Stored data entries
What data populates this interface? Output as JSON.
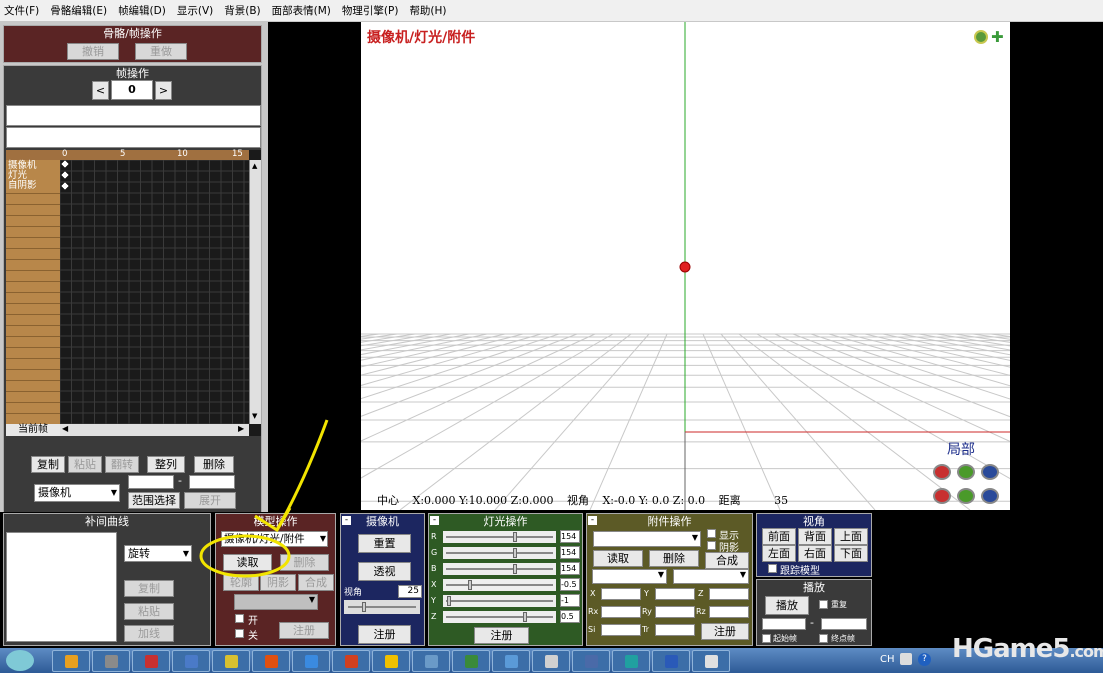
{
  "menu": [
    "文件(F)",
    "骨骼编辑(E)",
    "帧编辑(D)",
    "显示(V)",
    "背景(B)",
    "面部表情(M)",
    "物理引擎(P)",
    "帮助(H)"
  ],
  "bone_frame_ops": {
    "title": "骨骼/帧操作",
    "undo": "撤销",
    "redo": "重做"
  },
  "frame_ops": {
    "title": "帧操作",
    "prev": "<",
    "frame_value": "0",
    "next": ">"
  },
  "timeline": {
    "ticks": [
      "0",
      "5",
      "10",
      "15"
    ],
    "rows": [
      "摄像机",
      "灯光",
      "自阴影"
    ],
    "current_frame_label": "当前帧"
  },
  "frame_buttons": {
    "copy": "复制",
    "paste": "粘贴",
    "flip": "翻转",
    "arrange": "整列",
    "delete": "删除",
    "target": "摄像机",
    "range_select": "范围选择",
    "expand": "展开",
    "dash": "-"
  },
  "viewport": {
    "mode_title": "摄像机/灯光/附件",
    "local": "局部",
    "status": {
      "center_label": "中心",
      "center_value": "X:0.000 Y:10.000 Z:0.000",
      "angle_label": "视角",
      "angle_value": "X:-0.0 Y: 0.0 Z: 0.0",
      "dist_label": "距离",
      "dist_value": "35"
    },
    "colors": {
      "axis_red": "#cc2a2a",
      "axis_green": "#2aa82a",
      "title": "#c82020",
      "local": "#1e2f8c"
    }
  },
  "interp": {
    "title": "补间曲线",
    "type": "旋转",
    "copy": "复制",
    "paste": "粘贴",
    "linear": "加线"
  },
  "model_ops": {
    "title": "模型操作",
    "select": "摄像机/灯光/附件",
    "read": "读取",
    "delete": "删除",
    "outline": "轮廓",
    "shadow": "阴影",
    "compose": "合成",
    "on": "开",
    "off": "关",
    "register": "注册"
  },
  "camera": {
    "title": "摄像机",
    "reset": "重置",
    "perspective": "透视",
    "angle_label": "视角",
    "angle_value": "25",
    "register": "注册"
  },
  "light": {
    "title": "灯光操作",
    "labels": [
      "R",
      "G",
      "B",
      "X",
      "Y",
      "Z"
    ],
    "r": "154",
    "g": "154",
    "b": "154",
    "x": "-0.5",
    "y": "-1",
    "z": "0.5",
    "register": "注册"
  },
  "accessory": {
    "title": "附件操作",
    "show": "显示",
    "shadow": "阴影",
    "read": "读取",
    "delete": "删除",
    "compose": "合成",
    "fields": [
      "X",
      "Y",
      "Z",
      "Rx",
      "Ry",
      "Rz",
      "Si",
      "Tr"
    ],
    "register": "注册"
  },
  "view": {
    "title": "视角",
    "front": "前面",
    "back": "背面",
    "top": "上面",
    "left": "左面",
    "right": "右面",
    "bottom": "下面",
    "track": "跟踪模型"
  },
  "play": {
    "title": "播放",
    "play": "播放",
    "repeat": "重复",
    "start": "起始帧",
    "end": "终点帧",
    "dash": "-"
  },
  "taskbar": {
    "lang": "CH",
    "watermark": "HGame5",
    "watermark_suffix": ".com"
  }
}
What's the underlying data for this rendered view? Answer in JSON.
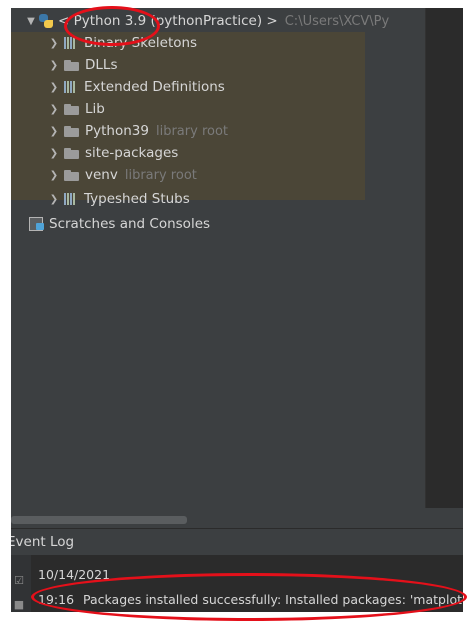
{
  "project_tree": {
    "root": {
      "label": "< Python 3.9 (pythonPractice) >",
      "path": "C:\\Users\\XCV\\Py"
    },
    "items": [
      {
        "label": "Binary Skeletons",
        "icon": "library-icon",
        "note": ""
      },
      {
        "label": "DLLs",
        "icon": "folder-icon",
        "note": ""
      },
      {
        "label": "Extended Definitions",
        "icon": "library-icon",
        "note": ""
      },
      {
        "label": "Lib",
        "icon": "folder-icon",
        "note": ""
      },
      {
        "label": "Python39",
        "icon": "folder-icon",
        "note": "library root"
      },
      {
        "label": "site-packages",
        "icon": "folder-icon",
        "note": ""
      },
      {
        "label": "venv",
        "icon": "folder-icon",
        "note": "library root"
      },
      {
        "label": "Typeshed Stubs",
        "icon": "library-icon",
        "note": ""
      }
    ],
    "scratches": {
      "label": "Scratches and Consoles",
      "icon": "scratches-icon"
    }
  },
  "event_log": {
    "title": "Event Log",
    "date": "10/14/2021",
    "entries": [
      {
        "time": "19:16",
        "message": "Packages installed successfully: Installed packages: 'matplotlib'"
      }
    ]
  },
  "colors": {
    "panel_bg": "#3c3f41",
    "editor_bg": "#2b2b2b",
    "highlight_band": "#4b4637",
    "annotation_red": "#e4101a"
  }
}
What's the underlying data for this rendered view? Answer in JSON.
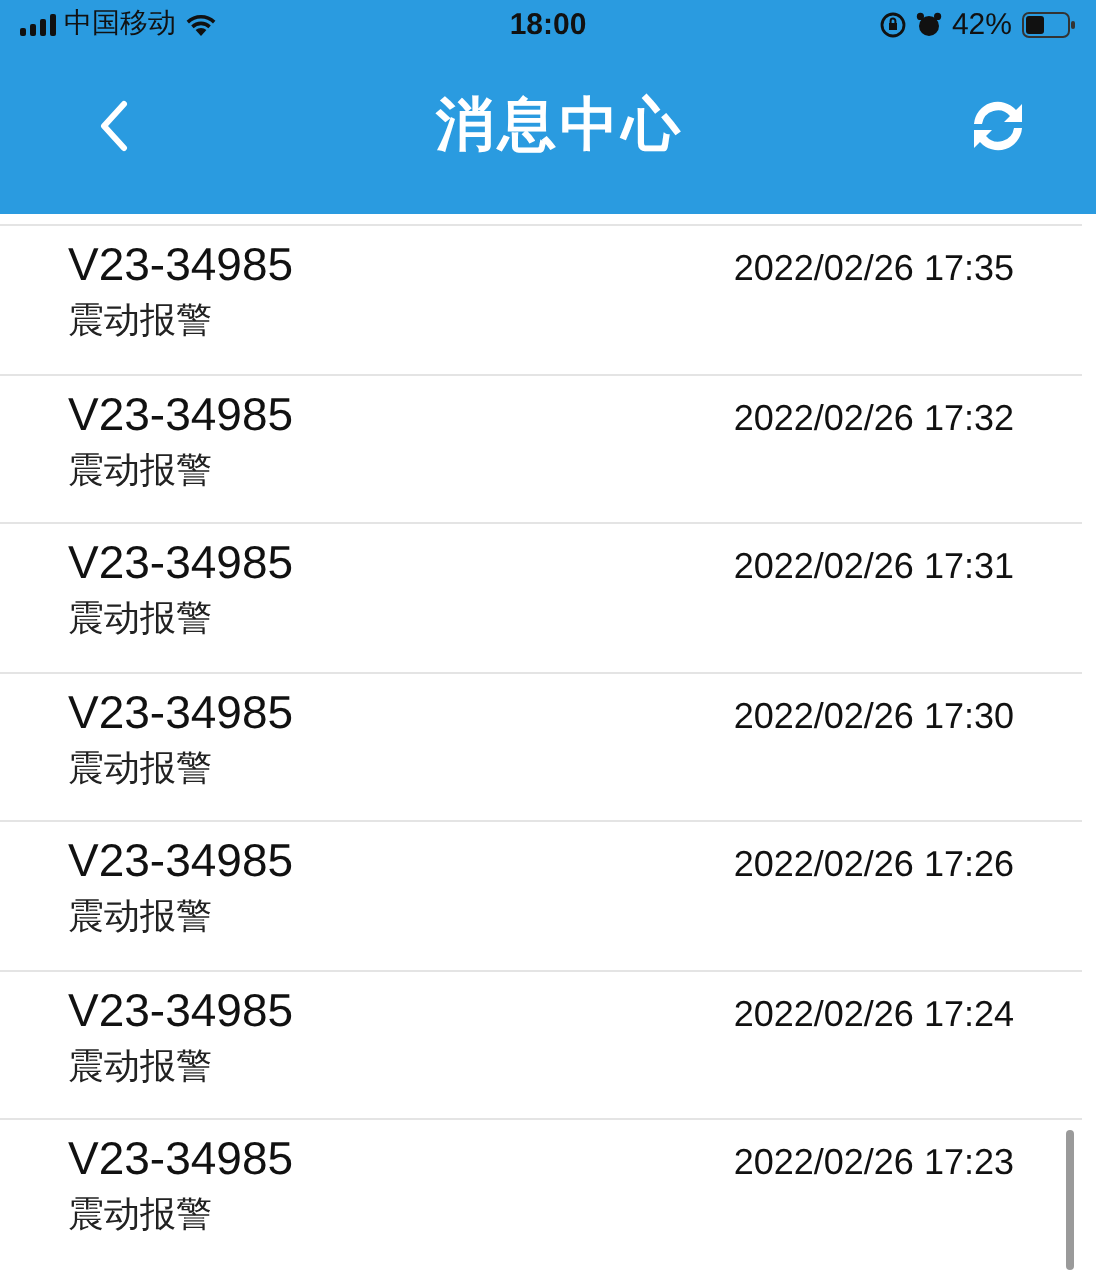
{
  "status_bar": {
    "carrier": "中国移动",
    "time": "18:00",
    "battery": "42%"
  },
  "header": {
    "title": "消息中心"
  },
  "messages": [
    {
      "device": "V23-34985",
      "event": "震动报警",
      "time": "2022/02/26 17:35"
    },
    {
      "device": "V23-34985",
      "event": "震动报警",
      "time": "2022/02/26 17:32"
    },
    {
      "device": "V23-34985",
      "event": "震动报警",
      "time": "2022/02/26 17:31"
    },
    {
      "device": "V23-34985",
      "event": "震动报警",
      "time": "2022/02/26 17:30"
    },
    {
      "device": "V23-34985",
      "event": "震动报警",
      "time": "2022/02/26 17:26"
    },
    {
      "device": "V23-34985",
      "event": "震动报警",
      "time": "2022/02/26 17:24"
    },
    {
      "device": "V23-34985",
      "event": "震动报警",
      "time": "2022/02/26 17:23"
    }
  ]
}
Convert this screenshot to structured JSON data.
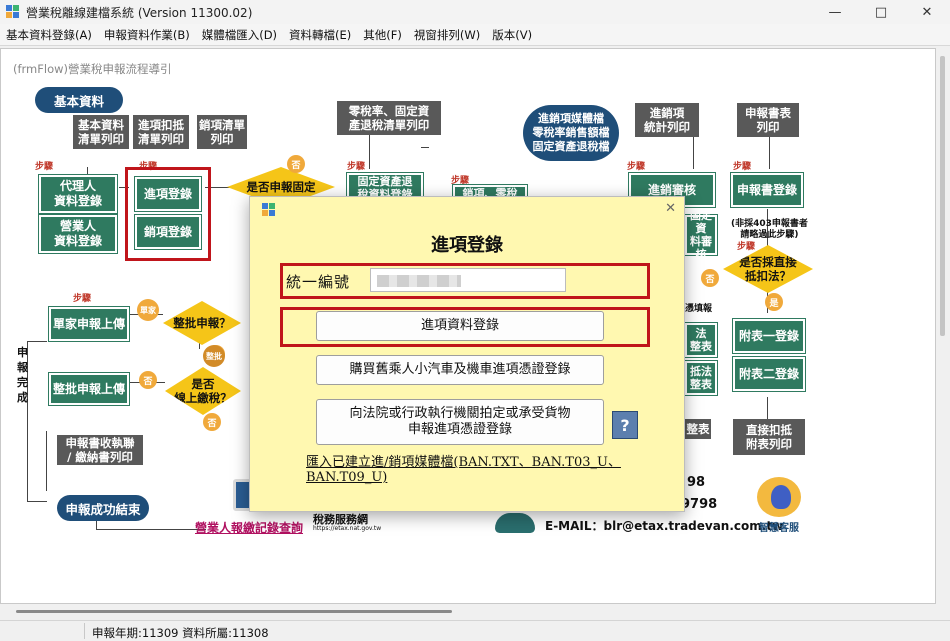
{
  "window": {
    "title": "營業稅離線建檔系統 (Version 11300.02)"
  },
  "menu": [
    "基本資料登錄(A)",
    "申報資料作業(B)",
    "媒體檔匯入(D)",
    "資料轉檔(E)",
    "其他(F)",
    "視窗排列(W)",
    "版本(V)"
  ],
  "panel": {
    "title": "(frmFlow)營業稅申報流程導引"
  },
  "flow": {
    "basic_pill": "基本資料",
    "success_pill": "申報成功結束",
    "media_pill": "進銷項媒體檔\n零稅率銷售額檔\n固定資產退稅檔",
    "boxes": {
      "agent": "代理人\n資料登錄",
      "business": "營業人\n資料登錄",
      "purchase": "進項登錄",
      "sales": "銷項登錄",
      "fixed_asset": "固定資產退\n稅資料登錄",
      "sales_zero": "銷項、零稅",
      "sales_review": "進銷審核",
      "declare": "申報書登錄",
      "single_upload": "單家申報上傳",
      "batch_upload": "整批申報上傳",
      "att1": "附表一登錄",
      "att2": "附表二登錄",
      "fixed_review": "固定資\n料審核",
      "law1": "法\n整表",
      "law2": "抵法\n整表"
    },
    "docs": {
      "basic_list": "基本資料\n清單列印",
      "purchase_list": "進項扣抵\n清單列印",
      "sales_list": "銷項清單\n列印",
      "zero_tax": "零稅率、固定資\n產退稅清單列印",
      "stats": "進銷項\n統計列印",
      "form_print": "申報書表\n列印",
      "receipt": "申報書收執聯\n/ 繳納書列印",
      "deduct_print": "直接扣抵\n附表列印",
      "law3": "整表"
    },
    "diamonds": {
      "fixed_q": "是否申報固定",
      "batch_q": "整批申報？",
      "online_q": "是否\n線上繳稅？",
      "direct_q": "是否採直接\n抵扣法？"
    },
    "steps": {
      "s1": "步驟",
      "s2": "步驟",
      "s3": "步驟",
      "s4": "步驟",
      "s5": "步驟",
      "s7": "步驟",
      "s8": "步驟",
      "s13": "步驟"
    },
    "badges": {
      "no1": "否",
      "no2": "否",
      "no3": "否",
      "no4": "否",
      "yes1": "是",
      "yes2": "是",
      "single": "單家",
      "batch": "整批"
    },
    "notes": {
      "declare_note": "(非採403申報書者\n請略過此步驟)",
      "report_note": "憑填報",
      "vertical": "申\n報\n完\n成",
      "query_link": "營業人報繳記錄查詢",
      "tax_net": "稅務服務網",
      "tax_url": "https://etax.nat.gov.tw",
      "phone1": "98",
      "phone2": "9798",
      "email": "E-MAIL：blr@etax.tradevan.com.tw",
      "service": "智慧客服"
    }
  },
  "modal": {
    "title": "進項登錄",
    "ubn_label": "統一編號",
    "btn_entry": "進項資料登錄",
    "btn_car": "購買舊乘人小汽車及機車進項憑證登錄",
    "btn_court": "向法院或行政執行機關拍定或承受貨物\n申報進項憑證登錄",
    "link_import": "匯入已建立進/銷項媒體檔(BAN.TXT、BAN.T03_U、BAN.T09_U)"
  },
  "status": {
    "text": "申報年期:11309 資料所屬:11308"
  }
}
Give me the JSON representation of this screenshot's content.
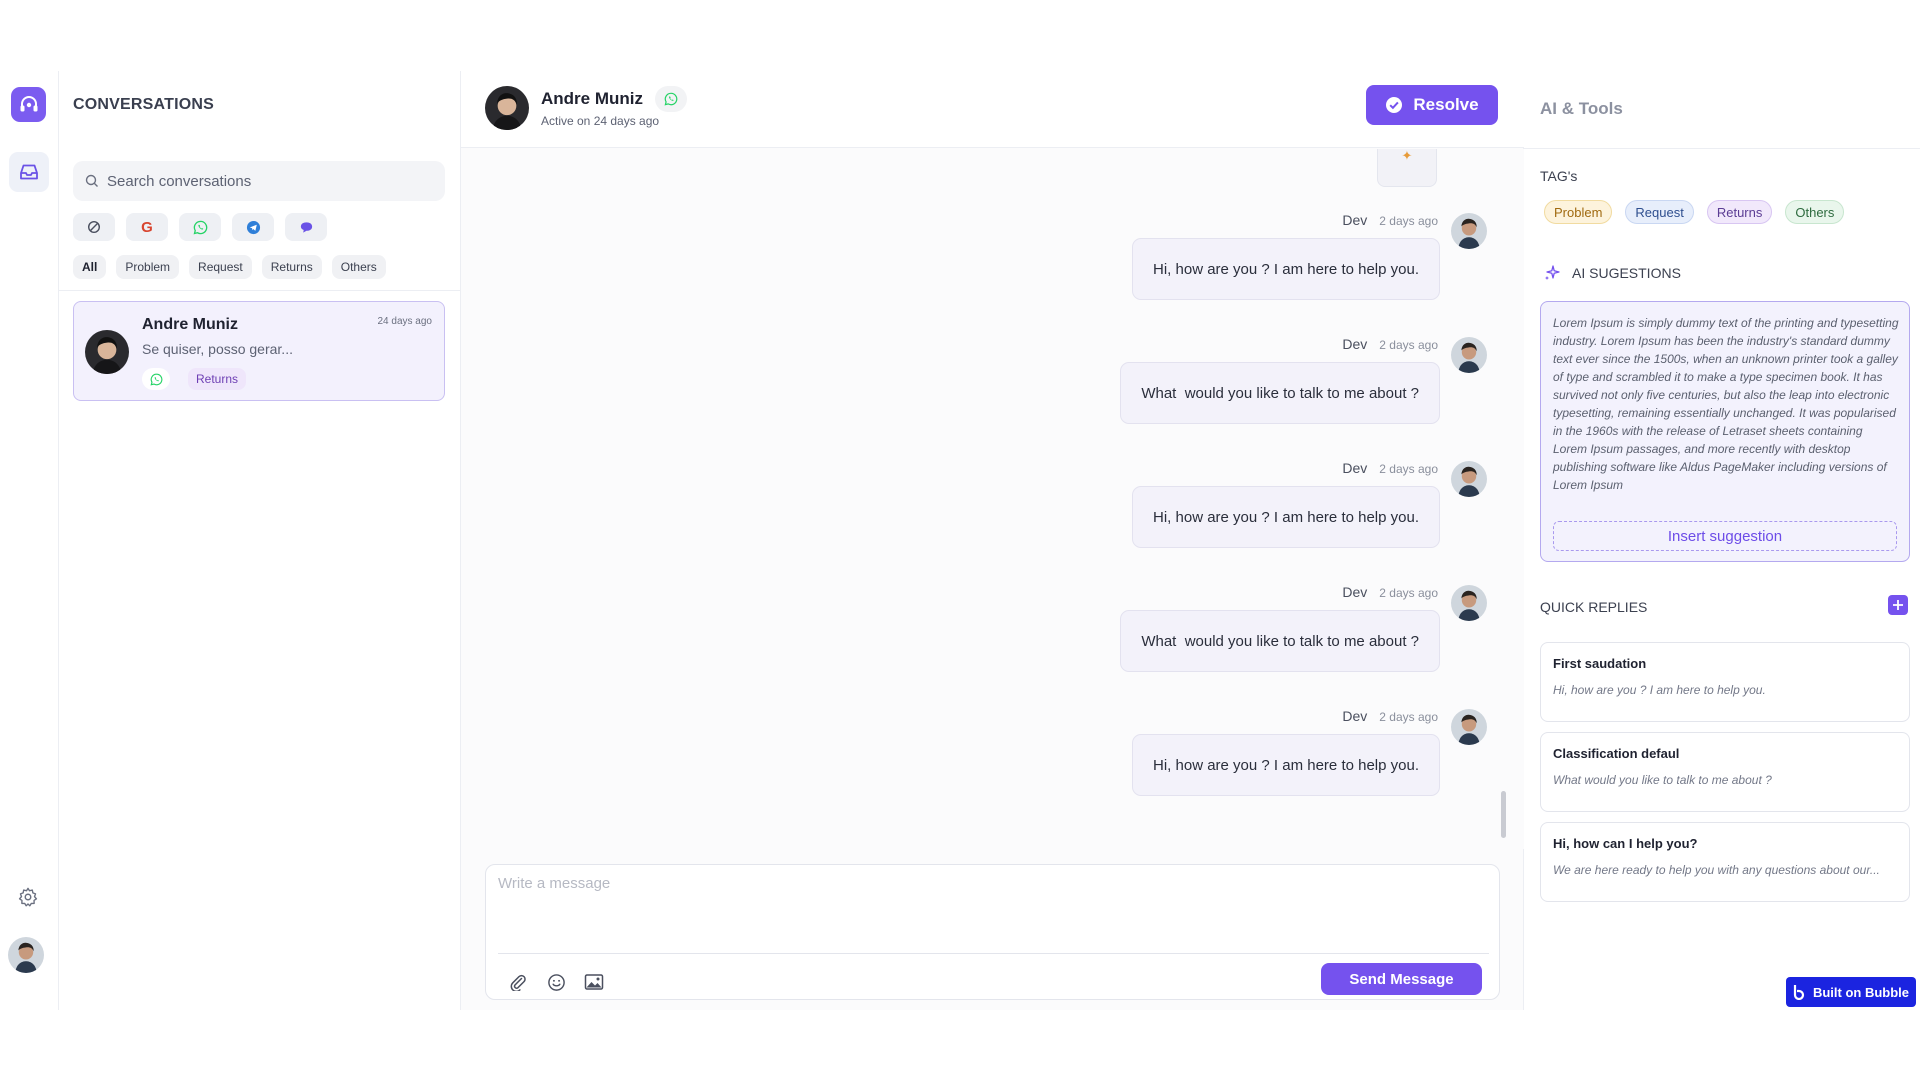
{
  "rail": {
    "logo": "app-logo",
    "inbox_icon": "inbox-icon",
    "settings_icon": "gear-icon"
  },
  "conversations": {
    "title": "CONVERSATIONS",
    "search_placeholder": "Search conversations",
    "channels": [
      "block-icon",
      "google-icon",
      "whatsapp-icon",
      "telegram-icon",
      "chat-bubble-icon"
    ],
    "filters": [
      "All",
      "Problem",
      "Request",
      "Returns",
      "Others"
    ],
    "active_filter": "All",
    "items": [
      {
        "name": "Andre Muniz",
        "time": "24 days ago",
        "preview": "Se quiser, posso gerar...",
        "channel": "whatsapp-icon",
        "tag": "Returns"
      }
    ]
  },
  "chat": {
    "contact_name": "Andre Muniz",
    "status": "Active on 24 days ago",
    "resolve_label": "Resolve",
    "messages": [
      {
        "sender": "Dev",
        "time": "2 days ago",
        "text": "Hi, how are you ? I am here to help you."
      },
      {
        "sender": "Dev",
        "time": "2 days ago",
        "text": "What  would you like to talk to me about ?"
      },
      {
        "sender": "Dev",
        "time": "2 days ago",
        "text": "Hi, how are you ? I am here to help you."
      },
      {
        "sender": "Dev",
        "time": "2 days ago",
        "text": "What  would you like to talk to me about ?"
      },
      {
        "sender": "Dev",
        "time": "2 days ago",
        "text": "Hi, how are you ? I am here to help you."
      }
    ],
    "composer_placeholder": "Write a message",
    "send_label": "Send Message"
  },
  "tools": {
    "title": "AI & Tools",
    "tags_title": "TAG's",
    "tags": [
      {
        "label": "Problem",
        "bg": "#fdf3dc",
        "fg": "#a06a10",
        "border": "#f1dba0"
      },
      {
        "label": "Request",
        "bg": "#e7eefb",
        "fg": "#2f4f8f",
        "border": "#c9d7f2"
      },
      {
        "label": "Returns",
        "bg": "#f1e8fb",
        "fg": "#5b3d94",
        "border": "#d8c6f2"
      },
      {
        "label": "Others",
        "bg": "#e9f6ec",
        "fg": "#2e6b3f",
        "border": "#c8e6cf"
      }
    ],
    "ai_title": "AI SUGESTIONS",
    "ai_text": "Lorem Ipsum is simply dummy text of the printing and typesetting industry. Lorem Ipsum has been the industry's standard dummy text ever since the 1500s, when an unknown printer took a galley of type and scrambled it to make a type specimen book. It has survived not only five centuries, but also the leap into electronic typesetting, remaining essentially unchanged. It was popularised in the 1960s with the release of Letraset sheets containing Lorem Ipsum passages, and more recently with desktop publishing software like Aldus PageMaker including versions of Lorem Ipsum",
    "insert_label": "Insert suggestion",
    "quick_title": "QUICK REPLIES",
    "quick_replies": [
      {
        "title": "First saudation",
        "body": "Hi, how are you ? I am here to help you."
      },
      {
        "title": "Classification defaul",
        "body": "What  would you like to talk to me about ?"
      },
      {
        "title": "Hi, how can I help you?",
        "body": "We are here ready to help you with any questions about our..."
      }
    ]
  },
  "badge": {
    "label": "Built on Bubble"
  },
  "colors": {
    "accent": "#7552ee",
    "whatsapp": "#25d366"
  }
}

• _Written request_
Identify how many lines in the entries above include the string "body", then state that number alone.

• _Reply_
3